**WHAT IS REQUIRED:**
Repeat the records below exactly as they appear.

**THE RECORDS:**
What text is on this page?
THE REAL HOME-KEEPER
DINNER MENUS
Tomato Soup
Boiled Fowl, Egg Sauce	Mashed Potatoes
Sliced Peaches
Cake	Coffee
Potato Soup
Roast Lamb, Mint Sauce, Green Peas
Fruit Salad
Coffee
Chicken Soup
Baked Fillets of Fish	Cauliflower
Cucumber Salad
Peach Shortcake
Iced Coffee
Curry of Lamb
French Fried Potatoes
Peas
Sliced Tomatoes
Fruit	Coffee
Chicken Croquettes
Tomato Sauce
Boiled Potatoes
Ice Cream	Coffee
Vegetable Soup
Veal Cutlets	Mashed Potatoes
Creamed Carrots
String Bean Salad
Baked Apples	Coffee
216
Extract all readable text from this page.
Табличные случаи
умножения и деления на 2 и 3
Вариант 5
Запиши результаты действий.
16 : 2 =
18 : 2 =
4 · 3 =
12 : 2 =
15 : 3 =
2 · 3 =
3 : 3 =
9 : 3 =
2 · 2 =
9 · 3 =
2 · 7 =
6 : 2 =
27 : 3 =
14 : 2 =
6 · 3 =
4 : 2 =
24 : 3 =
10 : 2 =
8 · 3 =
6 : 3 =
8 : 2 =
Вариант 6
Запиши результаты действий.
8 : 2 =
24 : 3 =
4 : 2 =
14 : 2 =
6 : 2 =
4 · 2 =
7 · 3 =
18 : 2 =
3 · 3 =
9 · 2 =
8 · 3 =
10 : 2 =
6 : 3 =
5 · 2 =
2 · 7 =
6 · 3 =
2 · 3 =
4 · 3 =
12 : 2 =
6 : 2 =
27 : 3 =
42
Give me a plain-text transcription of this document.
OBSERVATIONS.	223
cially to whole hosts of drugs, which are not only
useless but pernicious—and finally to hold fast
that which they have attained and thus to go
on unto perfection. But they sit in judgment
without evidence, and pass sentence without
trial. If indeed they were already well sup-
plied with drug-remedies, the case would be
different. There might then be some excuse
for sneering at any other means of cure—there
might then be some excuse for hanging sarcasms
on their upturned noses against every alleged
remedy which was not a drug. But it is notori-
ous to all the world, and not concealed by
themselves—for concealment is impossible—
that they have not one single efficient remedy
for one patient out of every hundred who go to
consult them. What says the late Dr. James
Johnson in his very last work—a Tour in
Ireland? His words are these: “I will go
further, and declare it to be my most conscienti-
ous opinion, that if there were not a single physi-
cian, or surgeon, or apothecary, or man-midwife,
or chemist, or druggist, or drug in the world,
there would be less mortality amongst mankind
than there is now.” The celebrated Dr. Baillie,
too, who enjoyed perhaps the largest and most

**THE RESPONSE:**
What text is on this page?
THE REAL HOME-KEEPER
DINNER MENUS
Tomato Soup
Boiled Fowl, Egg Sauce	Mashed Potatoes
Sliced Peaches
Cake	Coffee
Potato Soup
Roast Lamb, Mint Sauce, Green Peas
Fruit Salad
Coffee
Chicken Soup
Baked Fillets of Fish	Cauliflower
Cucumber Salad
Peach Shortcake
Iced Coffee
Curry of Lamb
French Fried Potatoes
Peas
Sliced Tomatoes
Fruit	Coffee
Chicken Croquettes
Tomato Sauce
Boiled Potatoes
Ice Cream	Coffee
Vegetable Soup
Veal Cutlets	Mashed Potatoes
Creamed Carrots
String Bean Salad
Baked Apples	Coffee
216
Extract all readable text from this page.
Табличные случаи
умножения и деления на 2 и 3
Вариант 5
Запиши результаты действий.
16 : 2 =
18 : 2 =
4 · 3 =
12 : 2 =
15 : 3 =
2 · 3 =
3 : 3 =
9 : 3 =
2 · 2 =
9 · 3 =
2 · 7 =
6 : 2 =
27 : 3 =
14 : 2 =
6 · 3 =
4 : 2 =
24 : 3 =
10 : 2 =
8 · 3 =
6 : 3 =
8 : 2 =
Вариант 6
Запиши результаты действий.
8 : 2 =
24 : 3 =
4 : 2 =
14 : 2 =
6 : 2 =
4 · 2 =
7 · 3 =
18 : 2 =
3 · 3 =
9 · 2 =
8 · 3 =
10 : 2 =
6 : 3 =
5 · 2 =
2 · 7 =
6 · 3 =
2 · 3 =
4 · 3 =
12 : 2 =
6 : 2 =
27 : 3 =
42
Give me a plain-text transcription of this document.
OBSERVATIONS.	223
cially to whole hosts of drugs, which are not only
useless but pernicious—and finally to hold fast
that which they have attained and thus to go
on unto perfection. But they sit in judgment
without evidence, and pass sentence without
trial. If indeed they were already well sup-
plied with drug-remedies, the case would be
different. There might then be some excuse
for sneering at any other means of cure—there
might then be some excuse for hanging sarcasms
on their upturned noses against every alleged
remedy which was not a drug. But it is notori-
ous to all the world, and not concealed by
themselves—for concealment is impossible—
that they have not one single efficient remedy
for one patient out of every hundred who go to
consult them. What says the late Dr. James
Johnson in his very last work—a Tour in
Ireland? His words are these: “I will go
further, and declare it to be my most conscienti-
ous opinion, that if there were not a single physi-
cian, or surgeon, or apothecary, or man-midwife,
or chemist, or druggist, or drug in the world,
there would be less mortality amongst mankind
than there is now.” The celebrated Dr. Baillie,
too, who enjoyed perhaps the largest and most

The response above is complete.